START GIVEN RECORDS

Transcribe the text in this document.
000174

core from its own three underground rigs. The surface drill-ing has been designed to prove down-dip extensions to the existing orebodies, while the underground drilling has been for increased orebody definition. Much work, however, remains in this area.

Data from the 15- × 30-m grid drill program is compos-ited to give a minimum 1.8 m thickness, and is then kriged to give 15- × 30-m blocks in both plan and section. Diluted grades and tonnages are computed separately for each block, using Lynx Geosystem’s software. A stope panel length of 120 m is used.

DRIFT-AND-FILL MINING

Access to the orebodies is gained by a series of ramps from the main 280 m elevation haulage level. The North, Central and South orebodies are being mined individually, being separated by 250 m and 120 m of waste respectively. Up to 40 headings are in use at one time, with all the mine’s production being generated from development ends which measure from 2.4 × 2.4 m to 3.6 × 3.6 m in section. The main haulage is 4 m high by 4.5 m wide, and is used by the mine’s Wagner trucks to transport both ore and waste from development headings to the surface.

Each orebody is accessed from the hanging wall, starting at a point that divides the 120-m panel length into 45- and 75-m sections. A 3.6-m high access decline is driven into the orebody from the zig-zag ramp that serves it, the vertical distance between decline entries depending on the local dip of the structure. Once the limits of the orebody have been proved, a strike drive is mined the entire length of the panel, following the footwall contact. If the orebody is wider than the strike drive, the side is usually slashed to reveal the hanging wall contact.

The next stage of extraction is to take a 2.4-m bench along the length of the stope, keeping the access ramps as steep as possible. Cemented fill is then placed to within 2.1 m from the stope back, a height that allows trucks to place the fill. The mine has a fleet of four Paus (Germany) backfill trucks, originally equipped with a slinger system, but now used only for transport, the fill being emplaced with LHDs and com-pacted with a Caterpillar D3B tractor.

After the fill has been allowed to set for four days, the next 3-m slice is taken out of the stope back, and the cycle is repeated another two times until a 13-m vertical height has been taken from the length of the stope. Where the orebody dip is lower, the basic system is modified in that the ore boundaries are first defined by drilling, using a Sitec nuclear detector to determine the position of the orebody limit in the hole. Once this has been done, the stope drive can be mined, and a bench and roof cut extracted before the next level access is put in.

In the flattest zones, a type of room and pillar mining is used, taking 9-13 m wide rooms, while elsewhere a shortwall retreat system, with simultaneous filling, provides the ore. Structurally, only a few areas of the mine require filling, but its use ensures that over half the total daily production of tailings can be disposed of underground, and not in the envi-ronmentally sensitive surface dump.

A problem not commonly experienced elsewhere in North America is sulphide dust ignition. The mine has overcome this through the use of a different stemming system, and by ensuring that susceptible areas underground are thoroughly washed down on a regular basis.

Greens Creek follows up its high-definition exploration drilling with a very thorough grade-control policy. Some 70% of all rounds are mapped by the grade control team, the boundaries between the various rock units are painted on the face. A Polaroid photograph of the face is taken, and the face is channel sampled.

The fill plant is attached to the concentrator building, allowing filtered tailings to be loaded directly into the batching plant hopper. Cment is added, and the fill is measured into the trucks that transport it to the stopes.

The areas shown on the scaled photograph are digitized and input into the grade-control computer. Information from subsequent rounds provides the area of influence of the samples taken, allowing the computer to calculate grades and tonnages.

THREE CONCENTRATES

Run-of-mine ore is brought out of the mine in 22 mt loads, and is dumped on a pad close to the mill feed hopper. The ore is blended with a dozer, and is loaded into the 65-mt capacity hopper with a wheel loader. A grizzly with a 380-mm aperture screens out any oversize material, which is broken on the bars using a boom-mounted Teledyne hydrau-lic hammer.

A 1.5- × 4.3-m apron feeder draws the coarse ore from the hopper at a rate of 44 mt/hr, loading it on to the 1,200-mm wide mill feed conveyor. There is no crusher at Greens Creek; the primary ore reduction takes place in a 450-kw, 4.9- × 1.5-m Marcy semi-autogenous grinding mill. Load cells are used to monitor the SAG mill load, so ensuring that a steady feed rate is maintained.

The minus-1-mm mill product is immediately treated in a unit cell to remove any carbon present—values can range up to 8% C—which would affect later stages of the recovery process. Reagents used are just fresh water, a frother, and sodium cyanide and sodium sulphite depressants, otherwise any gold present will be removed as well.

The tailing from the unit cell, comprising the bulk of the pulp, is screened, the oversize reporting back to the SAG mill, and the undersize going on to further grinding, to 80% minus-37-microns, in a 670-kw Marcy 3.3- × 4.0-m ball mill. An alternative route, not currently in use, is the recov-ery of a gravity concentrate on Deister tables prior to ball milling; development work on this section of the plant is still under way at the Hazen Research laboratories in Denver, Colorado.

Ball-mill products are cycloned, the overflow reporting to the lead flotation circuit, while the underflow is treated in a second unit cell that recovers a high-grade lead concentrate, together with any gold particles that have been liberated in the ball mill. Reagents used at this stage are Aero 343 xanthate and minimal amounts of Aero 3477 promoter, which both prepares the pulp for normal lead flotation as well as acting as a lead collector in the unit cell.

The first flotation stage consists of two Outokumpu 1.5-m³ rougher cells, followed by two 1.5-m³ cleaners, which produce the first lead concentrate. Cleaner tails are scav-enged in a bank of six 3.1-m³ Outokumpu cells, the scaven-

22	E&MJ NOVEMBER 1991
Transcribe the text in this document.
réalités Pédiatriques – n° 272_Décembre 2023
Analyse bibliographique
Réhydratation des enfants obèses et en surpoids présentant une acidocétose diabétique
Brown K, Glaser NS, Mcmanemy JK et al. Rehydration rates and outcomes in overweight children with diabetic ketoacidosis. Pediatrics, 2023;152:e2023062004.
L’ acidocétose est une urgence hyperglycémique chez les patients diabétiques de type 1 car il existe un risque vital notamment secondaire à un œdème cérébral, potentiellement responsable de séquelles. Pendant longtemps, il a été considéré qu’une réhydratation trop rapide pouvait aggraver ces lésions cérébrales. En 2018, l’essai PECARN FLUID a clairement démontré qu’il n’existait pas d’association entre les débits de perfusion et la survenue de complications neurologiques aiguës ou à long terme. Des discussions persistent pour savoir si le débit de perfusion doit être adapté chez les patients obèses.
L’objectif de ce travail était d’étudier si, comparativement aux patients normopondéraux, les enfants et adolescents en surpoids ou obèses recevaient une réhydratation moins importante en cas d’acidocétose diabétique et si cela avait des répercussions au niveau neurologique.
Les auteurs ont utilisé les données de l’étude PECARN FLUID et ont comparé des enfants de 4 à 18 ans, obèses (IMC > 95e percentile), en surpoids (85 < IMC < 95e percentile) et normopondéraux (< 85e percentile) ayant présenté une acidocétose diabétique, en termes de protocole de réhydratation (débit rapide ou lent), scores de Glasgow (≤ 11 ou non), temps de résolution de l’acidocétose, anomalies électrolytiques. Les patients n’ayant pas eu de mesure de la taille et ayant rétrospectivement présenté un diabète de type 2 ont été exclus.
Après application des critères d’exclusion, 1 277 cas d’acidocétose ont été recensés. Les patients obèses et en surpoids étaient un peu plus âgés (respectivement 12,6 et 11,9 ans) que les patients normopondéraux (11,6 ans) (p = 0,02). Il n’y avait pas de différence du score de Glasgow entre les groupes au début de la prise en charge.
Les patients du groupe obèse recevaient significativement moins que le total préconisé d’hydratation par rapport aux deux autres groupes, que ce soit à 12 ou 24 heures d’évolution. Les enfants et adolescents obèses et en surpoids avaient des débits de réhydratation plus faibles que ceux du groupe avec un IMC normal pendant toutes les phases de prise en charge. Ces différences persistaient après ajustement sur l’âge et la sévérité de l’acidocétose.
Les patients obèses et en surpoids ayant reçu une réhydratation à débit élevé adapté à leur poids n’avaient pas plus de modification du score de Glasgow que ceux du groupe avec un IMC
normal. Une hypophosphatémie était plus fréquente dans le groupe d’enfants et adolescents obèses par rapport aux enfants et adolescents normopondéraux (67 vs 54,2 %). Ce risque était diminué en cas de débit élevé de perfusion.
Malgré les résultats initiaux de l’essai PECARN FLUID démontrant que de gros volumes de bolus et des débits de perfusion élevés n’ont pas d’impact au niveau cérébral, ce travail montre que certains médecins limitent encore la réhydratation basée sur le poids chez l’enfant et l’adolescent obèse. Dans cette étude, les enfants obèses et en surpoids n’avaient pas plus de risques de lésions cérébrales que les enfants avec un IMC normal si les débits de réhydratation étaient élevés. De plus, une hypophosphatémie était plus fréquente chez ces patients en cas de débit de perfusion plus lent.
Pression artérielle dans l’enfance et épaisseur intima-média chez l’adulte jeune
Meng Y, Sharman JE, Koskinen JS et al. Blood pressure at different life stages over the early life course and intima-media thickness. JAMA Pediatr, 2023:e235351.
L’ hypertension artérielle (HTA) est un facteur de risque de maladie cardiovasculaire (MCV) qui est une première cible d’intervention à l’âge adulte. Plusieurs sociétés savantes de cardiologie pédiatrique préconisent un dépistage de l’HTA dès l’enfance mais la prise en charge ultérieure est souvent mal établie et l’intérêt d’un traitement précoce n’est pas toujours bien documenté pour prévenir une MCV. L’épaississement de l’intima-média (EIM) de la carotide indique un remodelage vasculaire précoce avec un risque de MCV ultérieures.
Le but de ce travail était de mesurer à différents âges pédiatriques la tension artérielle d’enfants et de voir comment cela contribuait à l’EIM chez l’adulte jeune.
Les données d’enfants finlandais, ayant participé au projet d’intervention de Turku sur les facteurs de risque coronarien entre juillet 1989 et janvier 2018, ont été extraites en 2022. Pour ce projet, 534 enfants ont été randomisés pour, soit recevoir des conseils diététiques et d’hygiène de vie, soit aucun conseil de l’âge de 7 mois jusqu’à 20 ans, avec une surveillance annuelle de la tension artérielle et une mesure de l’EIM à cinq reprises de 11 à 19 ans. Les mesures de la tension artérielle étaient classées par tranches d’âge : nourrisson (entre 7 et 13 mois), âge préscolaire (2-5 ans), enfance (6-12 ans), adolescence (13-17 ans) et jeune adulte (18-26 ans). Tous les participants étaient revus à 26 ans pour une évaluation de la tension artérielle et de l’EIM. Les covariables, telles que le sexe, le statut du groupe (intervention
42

END GIVEN RECORDS

Give only a number, namely how many lines in the entries above hold the word "hopper".

3